Exercise requirements – Pick out the lines containing "price".

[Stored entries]
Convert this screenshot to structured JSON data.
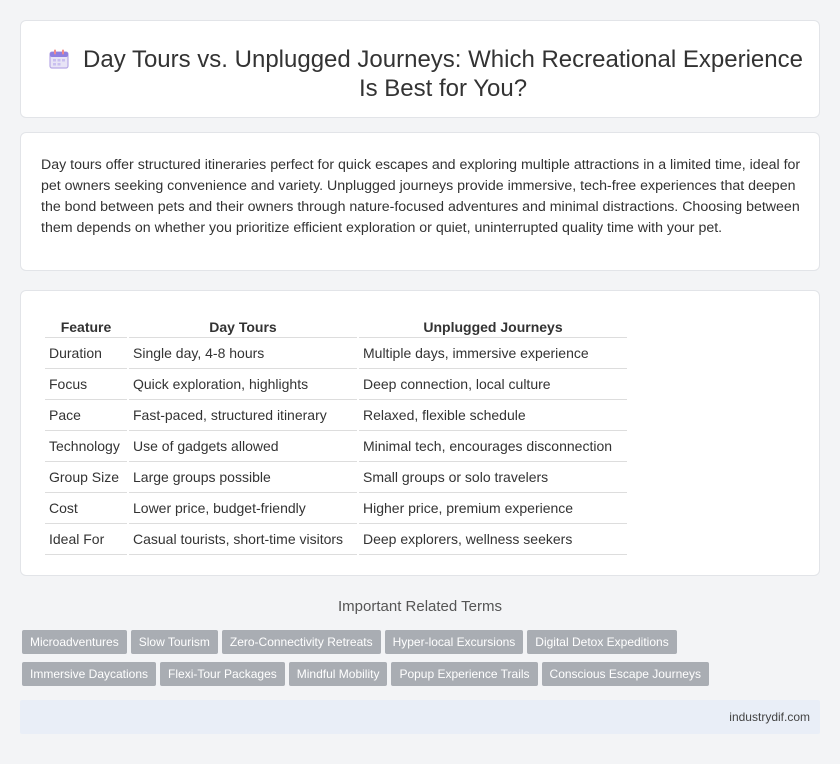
{
  "header": {
    "title": "Day Tours vs. Unplugged Journeys: Which Recreational Experience Is Best for You?",
    "icon": "calendar-icon"
  },
  "summary": "Day tours offer structured itineraries perfect for quick escapes and exploring multiple attractions in a limited time, ideal for pet owners seeking convenience and variety. Unplugged journeys provide immersive, tech-free experiences that deepen the bond between pets and their owners through nature-focused adventures and minimal distractions. Choosing between them depends on whether you prioritize efficient exploration or quiet, uninterrupted quality time with your pet.",
  "table": {
    "headers": [
      "Feature",
      "Day Tours",
      "Unplugged Journeys"
    ],
    "rows": [
      [
        "Duration",
        "Single day, 4-8 hours",
        "Multiple days, immersive experience"
      ],
      [
        "Focus",
        "Quick exploration, highlights",
        "Deep connection, local culture"
      ],
      [
        "Pace",
        "Fast-paced, structured itinerary",
        "Relaxed, flexible schedule"
      ],
      [
        "Technology",
        "Use of gadgets allowed",
        "Minimal tech, encourages disconnection"
      ],
      [
        "Group Size",
        "Large groups possible",
        "Small groups or solo travelers"
      ],
      [
        "Cost",
        "Lower price, budget-friendly",
        "Higher price, premium experience"
      ],
      [
        "Ideal For",
        "Casual tourists, short-time visitors",
        "Deep explorers, wellness seekers"
      ]
    ]
  },
  "related": {
    "title": "Important Related Terms",
    "row1": [
      "Microadventures",
      "Slow Tourism",
      "Zero-Connectivity Retreats",
      "Hyper-local Excursions",
      "Digital Detox Expeditions"
    ],
    "row2": [
      "Immersive Daycations",
      "Flexi-Tour Packages",
      "Mindful Mobility",
      "Popup Experience Trails",
      "Conscious Escape Journeys"
    ]
  },
  "footer": {
    "site": "industrydif.com"
  },
  "colors": {
    "tag_bg": "#a9adb3",
    "footer_bg": "#e9eef7",
    "page_bg": "#f3f4f6"
  }
}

Written reply –
        "Lower price, budget-friendly",
        "Higher price, premium experience"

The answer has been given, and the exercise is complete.